OBJECTIVE » Beneath this task is a listing; retype all of it exactly.

DATA SHOWN »
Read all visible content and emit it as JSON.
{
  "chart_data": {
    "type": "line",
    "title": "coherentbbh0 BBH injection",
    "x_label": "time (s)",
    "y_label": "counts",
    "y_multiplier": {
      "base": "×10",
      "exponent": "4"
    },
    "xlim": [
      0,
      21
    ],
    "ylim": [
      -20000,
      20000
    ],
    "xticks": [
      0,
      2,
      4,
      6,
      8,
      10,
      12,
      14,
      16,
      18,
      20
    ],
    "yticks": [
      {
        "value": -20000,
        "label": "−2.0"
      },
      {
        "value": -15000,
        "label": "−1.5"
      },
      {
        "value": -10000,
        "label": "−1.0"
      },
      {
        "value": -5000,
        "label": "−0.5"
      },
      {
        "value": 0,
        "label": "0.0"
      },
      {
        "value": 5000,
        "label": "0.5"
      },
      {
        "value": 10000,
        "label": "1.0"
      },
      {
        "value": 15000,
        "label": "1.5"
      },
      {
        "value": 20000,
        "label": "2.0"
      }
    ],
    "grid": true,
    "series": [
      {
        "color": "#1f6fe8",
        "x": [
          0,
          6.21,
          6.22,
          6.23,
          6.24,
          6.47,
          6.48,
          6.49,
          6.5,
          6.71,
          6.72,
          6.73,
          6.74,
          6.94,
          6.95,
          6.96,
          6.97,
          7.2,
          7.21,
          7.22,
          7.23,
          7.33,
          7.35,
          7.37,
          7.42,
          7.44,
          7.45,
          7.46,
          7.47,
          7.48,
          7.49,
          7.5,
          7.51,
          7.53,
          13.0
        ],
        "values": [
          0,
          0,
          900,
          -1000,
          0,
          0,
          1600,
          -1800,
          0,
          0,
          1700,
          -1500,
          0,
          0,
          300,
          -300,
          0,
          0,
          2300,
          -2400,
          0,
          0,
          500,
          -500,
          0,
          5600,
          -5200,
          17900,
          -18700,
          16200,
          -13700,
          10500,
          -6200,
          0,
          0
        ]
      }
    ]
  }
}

OUTPUT »
Read all visible content and emit it as JSON.
{
  "chart_data": {
    "type": "line",
    "title": "coherentbbh0 BBH injection",
    "x_label": "time (s)",
    "y_label": "counts",
    "y_multiplier": {
      "base": "×10",
      "exponent": "4"
    },
    "xlim": [
      0,
      21
    ],
    "ylim": [
      -20000,
      20000
    ],
    "xticks": [
      0,
      2,
      4,
      6,
      8,
      10,
      12,
      14,
      16,
      18,
      20
    ],
    "yticks": [
      {
        "value": -20000,
        "label": "−2.0"
      },
      {
        "value": -15000,
        "label": "−1.5"
      },
      {
        "value": -10000,
        "label": "−1.0"
      },
      {
        "value": -5000,
        "label": "−0.5"
      },
      {
        "value": 0,
        "label": "0.0"
      },
      {
        "value": 5000,
        "label": "0.5"
      },
      {
        "value": 10000,
        "label": "1.0"
      },
      {
        "value": 15000,
        "label": "1.5"
      },
      {
        "value": 20000,
        "label": "2.0"
      }
    ],
    "grid": true,
    "series": [
      {
        "color": "#1f6fe8",
        "x": [
          0,
          6.21,
          6.22,
          6.23,
          6.24,
          6.47,
          6.48,
          6.49,
          6.5,
          6.71,
          6.72,
          6.73,
          6.74,
          6.94,
          6.95,
          6.96,
          6.97,
          7.2,
          7.21,
          7.22,
          7.23,
          7.33,
          7.35,
          7.37,
          7.42,
          7.44,
          7.45,
          7.46,
          7.47,
          7.48,
          7.49,
          7.5,
          7.51,
          7.53,
          13.0
        ],
        "values": [
          0,
          0,
          900,
          -1000,
          0,
          0,
          1600,
          -1800,
          0,
          0,
          1700,
          -1500,
          0,
          0,
          300,
          -300,
          0,
          0,
          2300,
          -2400,
          0,
          0,
          500,
          -500,
          0,
          5600,
          -5200,
          17900,
          -18700,
          16200,
          -13700,
          10500,
          -6200,
          0,
          0
        ]
      }
    ]
  }
}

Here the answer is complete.